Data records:
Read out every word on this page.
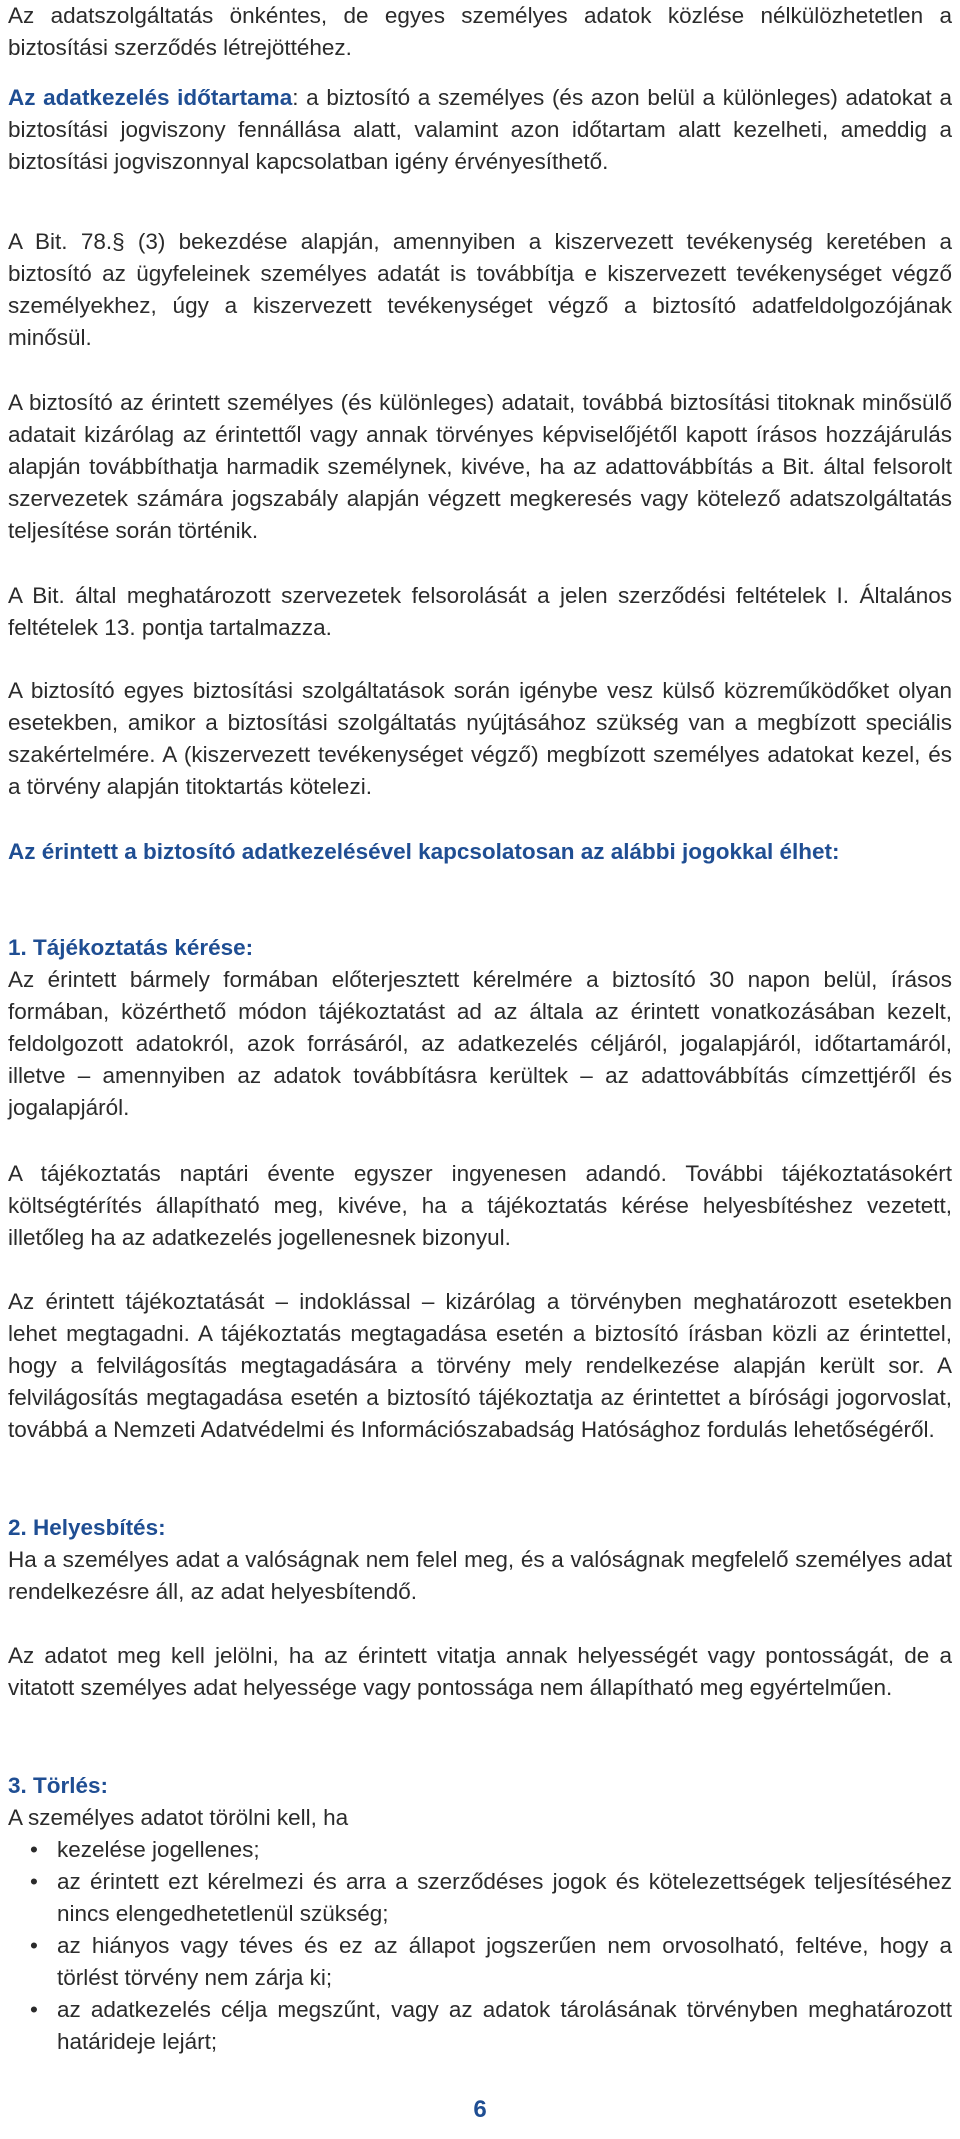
Az adatszolgáltatás önkéntes, de egyes személyes adatok közlése nélkülözhetetlen a biztosítási szerződés létrejöttéhez.
Az adatkezelés időtartama: a biztosító a személyes (és azon belül a különleges) adatokat a biztosítási jogviszony fennállása alatt, valamint azon időtartam alatt kezelheti, ameddig a biztosítási jogviszonnyal kapcsolatban igény érvényesíthető.
A Bit. 78.§ (3) bekezdése alapján, amennyiben a kiszervezett tevékenység keretében a biztosító az ügyfeleinek személyes adatát is továbbítja e kiszervezett tevékenységet végző személyekhez, úgy a kiszervezett tevékenységet végző a biztosító adatfeldolgozójának minősül.
A biztosító az érintett személyes (és különleges) adatait, továbbá biztosítási titoknak minősülő adatait kizárólag az érintettől vagy annak törvényes képviselőjétől kapott írásos hozzájárulás alapján továbbíthatja harmadik személynek, kivéve, ha az adattovábbítás a Bit. által felsorolt szervezetek számára jogszabály alapján végzett megkeresés vagy kötelező adatszolgáltatás teljesítése során történik.
A Bit. által meghatározott szervezetek felsorolását a jelen szerződési feltételek I. Általános feltételek 13. pontja tartalmazza.
A biztosító egyes biztosítási szolgáltatások során igénybe vesz külső közreműködőket olyan esetekben, amikor a biztosítási szolgáltatás nyújtásához szükség van a megbízott speciális szakértelmére. A (kiszervezett tevékenységet végző) megbízott személyes adatokat kezel, és a törvény alapján titoktartás kötelezi.
Az érintett a biztosító adatkezelésével kapcsolatosan az alábbi jogokkal élhet:
1. Tájékoztatás kérése:
Az érintett bármely formában előterjesztett kérelmére a biztosító 30 napon belül, írásos formában, közérthető módon tájékoztatást ad az általa az érintett vonatkozásában kezelt, feldolgozott adatokról, azok forrásáról, az adatkezelés céljáról, jogalapjáról, időtartamáról, illetve – amennyiben az adatok továbbításra kerültek – az adattovábbítás címzettjéről és jogalapjáról.
A tájékoztatás naptári évente egyszer ingyenesen adandó. További tájékoztatásokért költségtérítés állapítható meg, kivéve, ha a tájékoztatás kérése helyesbítéshez vezetett, illetőleg ha az adatkezelés jogellenesnek bizonyul.
Az érintett tájékoztatását – indoklással – kizárólag a törvényben meghatározott esetekben lehet megtagadni. A tájékoztatás megtagadása esetén a biztosító írásban közli az érintettel, hogy a felvilágosítás megtagadására a törvény mely rendelkezése alapján került sor. A felvilágosítás megtagadása esetén a biztosító tájékoztatja az érintettet a bírósági jogorvoslat, továbbá a Nemzeti Adatvédelmi és Információszabadság Hatósághoz fordulás lehetőségéről.
2. Helyesbítés:
Ha a személyes adat a valóságnak nem felel meg, és a valóságnak megfelelő személyes adat rendelkezésre áll, az adat helyesbítendő.
Az adatot meg kell jelölni, ha az érintett vitatja annak helyességét vagy pontosságát, de a vitatott személyes adat helyessége vagy pontossága nem állapítható meg egyértelműen.
3. Törlés:
A személyes adatot törölni kell, ha
• kezelése jogellenes;
• az érintett ezt kérelmezi és arra a szerződéses jogok és kötelezettségek teljesítéséhez nincs elengedhetetlenül szükség;
• az hiányos vagy téves és ez az állapot jogszerűen nem orvosolható, feltéve, hogy a törlést törvény nem zárja ki;
• az adatkezelés célja megszűnt, vagy az adatok tárolásának törvényben meghatározott határideje lejárt;
6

GOAL » Find each line in the records holding the string "különleges" and show it.

SOLUTION FOR THIS PROBLEM »
Az adatkezelés időtartama: a biztosító a személyes (és azon belül a különleges) adatokat a biztosítási jogviszony fennállása alatt, valamint azon időtartam alatt kezelheti, ameddig a biztosítási jogviszonnyal kapcsolatban igény érvényesíthető.
A biztosító az érintett személyes (és különleges) adatait, továbbá biztosítási titoknak minősülő adatait kizárólag az érintettől vagy annak törvényes képviselőjétől kapott írásos hozzájárulás alapján továbbíthatja harmadik személynek, kivéve, ha az adattovábbítás a Bit. által felsorolt szervezetek számára jogszabály alapján végzett megkeresés vagy kötelező adatszolgáltatás teljesítése során történik.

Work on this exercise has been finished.